Yazılı talimat A:
Kayıtlarda "UI element localization: list" ifadesini içeren satırla açılıp "List UI elements" ifadesini içeren satırla kapanan bölümü, her satırı ayrı bir dize olacak şekilde bir JSON listesine dönüştürün. Boş satırları almayın, resimleri yanıta katmayın.

Kaynak metin:
********************
Mlliyet Milliyet Blog Milliyet Blog
 
Facebook Connect
Blog Kategorileri
 

12 Kasım '07

 
Kategori
Spor
 

Maç 28 dakika, skor FB:1 - ?:2

Maç 28 dakika, skor FB:1 - ?:2
 

Yine dün öğleden sonra garip bir maç izledik. Yazılacak ve konuşulacak şey çok, ama futbol adına değil, çünkü sahada futbolun f'si yoktu. Sezonun en hızlandırılmış maçını izledik. Takımıma oynamadılar, diye hiç mi hiç kızmıyorum, oynasaydılar diyenlere de tek sözüm var:

Rakip oynamak istemiyorsa oynayamazsınız!


İsterseniz en güçlü takım olun. Böylesi bir maça, zirvede iki takımın mücadele edeceği bir maça ilk defa görev alan acemi bir yan hakem (Volkan bile kaç kez azarladı.) verilmiş. Ekranda yakın plan gösterildiğinde uyukluyor gibiydi yan hakem ve yine etkisiz ve yetkisiz bir orta hakem...

Edu 'nun her iki kartı da yanlış karar sonucu ve maç 28. dakikada bitiyor. Bakalım kaç maç ceza verecekler Edu'ya?

Fenerli oyuncular maça tutuk başladı, nedendir bilinmez bir kopukluk vardı, havadan mı yoksa yorgunluktan mı, bilemeyiz. Semih ilk golü atmasına rağmen oyuna tam girememişti Fenerbahçe. Appiah formda değil, Vederson, M. Aurelio ve Deniz'in yorgunluğu apaçık ortada. Gökhan Gönül sürekli havalarda uçuyor. Sakatlanacak, diye aklım gitti. Çocuk ilk kez milli takıma çağrılmış, ben onu sakatlamak isteyen rakip oyuncu da art niyet aramayım mı ben şimdi?
********************
Yazılı talimat B:
Maç yazısına göre şu soruları yanıtlayın:
(i) İlk golü kim attı?
(ii) Yazara göre Edu'nun iki kartı neyin sonucudur?
(iii) Milli takıma ilk kez çağrılan oyuncu kimdir?
********************
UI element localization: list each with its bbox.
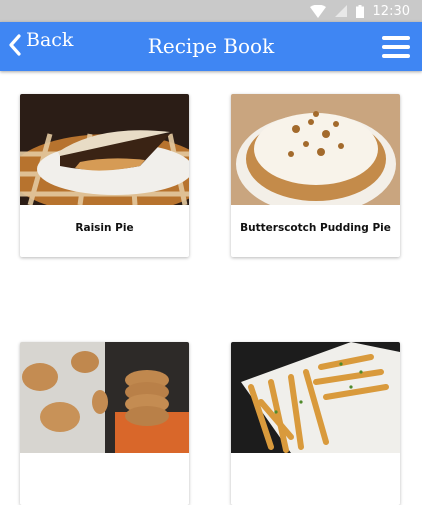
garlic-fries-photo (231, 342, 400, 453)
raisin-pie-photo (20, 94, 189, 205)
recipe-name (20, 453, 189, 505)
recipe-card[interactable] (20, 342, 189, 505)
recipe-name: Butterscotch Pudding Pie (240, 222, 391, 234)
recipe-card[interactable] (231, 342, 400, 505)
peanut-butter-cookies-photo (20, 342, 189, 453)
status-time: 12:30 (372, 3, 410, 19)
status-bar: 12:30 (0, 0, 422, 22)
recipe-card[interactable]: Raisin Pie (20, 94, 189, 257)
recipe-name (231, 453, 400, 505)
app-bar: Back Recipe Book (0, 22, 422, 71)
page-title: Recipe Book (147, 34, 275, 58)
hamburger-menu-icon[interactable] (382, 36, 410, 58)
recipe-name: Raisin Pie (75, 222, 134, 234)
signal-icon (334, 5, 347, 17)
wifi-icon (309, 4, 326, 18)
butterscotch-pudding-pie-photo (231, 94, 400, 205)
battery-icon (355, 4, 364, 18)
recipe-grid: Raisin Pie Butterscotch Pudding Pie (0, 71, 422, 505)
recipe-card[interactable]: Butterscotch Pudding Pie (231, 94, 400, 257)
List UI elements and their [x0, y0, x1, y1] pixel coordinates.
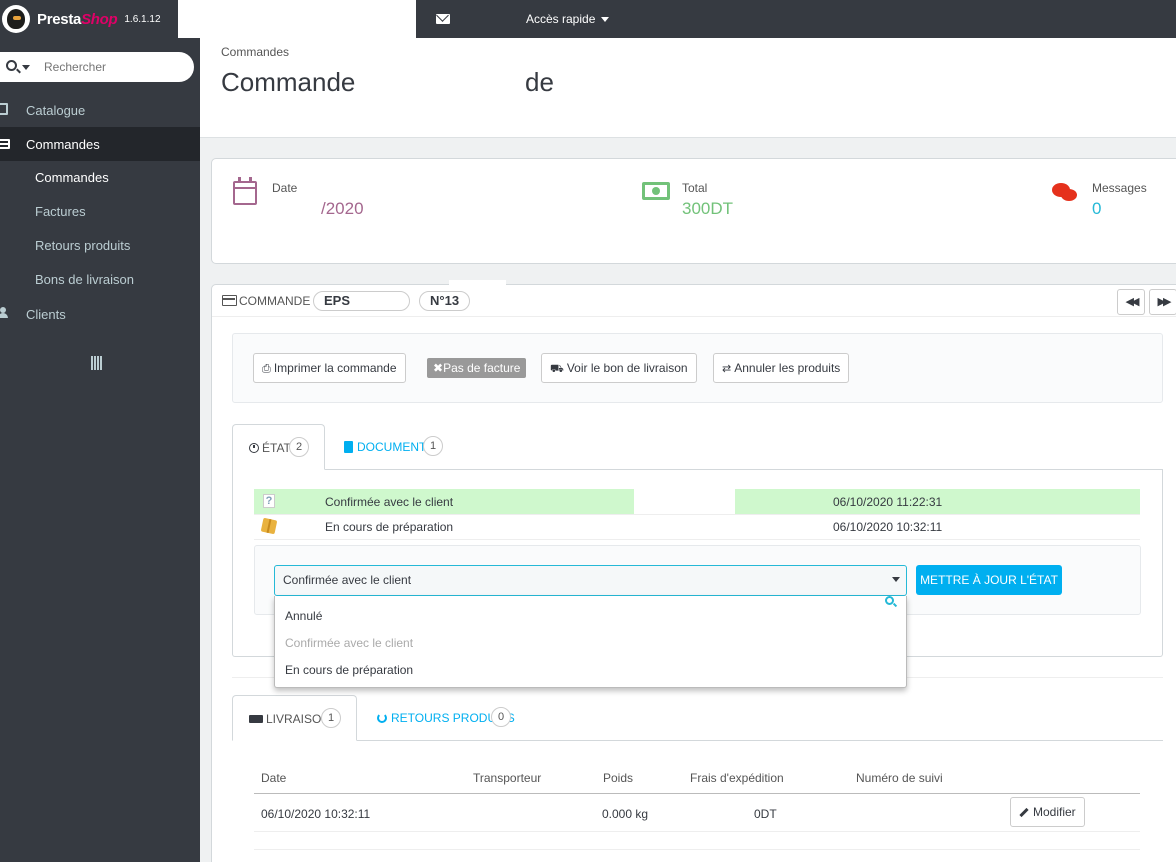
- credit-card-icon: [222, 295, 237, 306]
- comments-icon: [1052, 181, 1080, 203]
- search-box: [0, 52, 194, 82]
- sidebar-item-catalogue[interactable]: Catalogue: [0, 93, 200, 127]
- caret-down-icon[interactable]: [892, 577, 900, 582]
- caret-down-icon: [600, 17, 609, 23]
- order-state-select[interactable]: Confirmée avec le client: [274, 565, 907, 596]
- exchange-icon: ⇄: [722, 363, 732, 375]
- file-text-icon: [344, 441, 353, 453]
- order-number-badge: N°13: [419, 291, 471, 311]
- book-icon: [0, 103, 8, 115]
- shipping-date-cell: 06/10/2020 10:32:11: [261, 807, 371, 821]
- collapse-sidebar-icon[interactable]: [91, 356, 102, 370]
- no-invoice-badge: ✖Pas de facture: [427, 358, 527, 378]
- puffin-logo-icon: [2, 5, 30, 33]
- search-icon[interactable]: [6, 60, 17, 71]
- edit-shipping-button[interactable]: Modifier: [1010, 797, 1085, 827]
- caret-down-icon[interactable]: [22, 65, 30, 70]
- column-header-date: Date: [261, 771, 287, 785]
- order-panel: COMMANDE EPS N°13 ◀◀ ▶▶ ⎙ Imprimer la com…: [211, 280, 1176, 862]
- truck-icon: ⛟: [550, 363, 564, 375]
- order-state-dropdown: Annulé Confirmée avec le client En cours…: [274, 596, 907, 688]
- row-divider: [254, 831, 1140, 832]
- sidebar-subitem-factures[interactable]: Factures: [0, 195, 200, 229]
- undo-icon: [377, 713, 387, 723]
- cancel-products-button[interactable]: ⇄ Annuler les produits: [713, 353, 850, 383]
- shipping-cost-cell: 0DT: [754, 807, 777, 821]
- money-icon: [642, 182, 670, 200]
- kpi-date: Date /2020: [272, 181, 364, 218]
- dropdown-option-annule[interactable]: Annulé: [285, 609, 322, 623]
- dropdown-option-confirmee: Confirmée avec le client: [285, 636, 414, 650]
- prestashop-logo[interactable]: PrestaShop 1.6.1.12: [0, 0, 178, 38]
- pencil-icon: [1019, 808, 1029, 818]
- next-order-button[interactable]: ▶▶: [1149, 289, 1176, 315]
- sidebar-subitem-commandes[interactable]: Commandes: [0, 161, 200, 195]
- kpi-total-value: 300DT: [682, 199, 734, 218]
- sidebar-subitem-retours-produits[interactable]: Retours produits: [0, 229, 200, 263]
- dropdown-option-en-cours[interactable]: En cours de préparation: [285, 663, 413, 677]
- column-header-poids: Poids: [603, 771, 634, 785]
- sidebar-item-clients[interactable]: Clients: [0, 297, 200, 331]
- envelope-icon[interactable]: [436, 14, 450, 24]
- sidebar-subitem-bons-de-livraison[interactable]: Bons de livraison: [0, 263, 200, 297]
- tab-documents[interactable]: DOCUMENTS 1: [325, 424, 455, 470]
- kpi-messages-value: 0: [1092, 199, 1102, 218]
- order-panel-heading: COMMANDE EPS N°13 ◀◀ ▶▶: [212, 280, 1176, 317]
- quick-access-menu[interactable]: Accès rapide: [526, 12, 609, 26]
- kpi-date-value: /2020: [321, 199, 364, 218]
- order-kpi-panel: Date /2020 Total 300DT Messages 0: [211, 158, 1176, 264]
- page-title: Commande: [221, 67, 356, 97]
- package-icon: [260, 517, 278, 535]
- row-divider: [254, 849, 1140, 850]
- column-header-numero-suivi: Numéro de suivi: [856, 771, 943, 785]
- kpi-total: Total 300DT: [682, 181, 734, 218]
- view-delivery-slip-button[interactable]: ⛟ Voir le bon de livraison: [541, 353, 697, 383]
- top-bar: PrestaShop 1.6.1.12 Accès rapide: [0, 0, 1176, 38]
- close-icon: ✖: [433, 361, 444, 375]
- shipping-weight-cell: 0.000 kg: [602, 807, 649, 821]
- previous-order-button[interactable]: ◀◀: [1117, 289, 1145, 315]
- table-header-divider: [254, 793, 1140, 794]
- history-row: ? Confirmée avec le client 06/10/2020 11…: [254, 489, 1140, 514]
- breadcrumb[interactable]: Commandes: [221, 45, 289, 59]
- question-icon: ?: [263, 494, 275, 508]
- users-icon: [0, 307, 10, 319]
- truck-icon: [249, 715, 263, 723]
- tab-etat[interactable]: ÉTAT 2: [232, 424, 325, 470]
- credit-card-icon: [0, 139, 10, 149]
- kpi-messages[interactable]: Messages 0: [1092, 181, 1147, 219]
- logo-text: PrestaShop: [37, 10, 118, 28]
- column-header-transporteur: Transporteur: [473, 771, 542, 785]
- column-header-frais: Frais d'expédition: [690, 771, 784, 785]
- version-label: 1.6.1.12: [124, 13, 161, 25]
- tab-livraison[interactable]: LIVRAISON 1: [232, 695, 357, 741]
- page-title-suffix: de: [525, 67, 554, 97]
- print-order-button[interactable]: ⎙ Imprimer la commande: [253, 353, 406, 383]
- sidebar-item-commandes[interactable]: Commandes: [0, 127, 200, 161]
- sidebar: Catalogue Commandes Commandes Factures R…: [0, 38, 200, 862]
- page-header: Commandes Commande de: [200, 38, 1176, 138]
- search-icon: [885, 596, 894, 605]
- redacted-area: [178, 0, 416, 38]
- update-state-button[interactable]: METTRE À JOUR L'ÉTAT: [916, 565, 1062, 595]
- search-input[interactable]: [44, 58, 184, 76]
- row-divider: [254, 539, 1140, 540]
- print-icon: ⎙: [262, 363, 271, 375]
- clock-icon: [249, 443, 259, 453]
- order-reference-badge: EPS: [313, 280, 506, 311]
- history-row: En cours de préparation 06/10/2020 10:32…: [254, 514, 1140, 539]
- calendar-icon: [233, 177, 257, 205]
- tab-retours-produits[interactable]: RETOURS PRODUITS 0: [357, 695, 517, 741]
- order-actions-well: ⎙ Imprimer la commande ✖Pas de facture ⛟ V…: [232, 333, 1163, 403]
********************
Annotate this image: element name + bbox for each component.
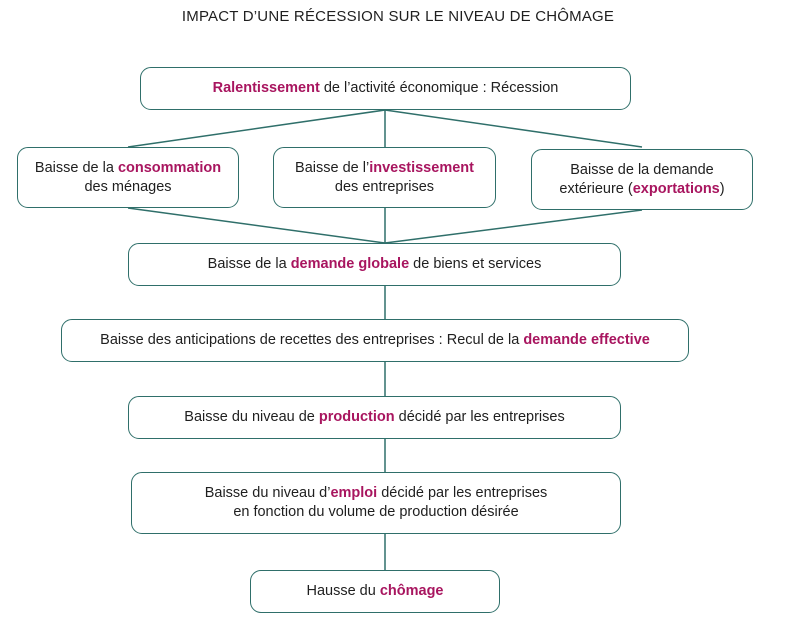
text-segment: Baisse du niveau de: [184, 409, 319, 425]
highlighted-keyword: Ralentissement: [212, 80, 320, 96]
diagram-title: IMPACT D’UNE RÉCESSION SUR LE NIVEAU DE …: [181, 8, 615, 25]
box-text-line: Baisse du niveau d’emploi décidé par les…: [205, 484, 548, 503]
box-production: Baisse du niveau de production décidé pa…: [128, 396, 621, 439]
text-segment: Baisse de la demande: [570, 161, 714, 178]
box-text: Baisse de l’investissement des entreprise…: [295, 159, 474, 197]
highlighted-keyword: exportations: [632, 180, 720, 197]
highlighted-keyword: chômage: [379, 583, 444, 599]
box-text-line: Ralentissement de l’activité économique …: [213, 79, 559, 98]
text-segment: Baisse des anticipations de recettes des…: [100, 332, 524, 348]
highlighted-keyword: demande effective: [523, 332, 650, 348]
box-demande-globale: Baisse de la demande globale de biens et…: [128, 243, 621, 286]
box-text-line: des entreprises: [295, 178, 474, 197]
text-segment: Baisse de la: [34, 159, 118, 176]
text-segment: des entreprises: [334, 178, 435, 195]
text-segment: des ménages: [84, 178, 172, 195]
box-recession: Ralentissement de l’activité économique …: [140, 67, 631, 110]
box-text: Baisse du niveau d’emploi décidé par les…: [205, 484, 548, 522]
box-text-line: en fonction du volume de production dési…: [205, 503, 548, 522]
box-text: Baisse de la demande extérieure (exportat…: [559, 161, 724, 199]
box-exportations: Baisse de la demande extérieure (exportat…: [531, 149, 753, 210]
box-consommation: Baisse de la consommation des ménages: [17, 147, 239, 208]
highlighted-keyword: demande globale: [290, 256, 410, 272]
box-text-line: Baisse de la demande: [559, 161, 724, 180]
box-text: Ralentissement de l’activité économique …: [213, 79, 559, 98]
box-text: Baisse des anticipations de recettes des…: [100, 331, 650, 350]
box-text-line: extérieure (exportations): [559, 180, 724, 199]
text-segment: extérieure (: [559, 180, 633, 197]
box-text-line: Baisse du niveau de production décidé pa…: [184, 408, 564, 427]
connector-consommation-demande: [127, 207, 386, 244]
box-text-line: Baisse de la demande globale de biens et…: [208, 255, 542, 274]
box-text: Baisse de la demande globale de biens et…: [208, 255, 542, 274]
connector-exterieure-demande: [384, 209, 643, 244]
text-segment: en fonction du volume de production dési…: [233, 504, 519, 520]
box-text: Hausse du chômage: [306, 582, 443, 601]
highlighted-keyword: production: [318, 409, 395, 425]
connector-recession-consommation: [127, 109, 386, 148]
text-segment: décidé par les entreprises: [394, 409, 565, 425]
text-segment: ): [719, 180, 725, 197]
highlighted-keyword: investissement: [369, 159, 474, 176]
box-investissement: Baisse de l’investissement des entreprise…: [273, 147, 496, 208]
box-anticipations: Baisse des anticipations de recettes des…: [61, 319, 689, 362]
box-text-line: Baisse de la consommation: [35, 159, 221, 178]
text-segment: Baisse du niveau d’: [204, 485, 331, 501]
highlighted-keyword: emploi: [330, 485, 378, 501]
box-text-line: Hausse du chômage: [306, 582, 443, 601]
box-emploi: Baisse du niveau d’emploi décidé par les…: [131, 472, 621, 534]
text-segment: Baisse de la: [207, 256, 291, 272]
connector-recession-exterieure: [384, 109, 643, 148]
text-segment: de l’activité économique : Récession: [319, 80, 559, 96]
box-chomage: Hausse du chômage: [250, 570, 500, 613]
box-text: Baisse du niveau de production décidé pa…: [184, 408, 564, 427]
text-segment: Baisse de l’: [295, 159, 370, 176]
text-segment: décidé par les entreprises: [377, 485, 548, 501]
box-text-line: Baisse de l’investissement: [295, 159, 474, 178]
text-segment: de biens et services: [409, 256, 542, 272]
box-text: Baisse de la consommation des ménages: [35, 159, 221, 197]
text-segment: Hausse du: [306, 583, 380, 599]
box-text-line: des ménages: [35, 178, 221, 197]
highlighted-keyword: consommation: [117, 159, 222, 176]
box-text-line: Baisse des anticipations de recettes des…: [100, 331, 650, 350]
********************
Yazılı yanıt A:
[
  "UI element localization: list each with its bbox.",
  "garlic-fries-photo (231, 342, 400, 453)",
  "raisin-pie-photo (20, 94, 189, 205)",
  "recipe-name (20, 453, 189, 505)",
  "recipe-card[interactable] (20, 342, 189, 505)",
  "recipe-name: Butterscotch Pudding Pie (240, 222, 391, 234)",
  "recipe-card[interactable] (231, 342, 400, 505)",
  "peanut-butter-cookies-photo (20, 342, 189, 453)",
  "status-time: 12:30 (372, 3, 410, 19)",
  "status-bar: 12:30 (0, 0, 422, 22)",
  "recipe-card[interactable]: Raisin Pie (20, 94, 189, 257)",
  "recipe-name (231, 453, 400, 505)",
  "app-bar: Back Recipe Book (0, 22, 422, 71)",
  "page-title: Recipe Book (147, 34, 275, 58)",
  "hamburger-menu-icon[interactable] (382, 36, 410, 58)",
  "recipe-name: Raisin Pie (75, 222, 134, 234)",
  "signal-icon (334, 5, 347, 17)",
  "wifi-icon (309, 4, 326, 18)",
  "butterscotch-pudding-pie-photo (231, 94, 400, 205)",
  "battery-icon (355, 4, 364, 18)",
  "recipe-grid: Raisin Pie Butterscotch Pudding Pie (0, 71, 422, 505)",
  "recipe-card[interactable]: Butterscotch Pudding Pie (231, 94, 400, 257)",
  "List UI elements and their [x0, y0, x1, y1] pixel coordinates."
]

Yazılı yanıt B:
(i) Semih
(ii) Yanlış kararın
(iii) Gökhan Gönül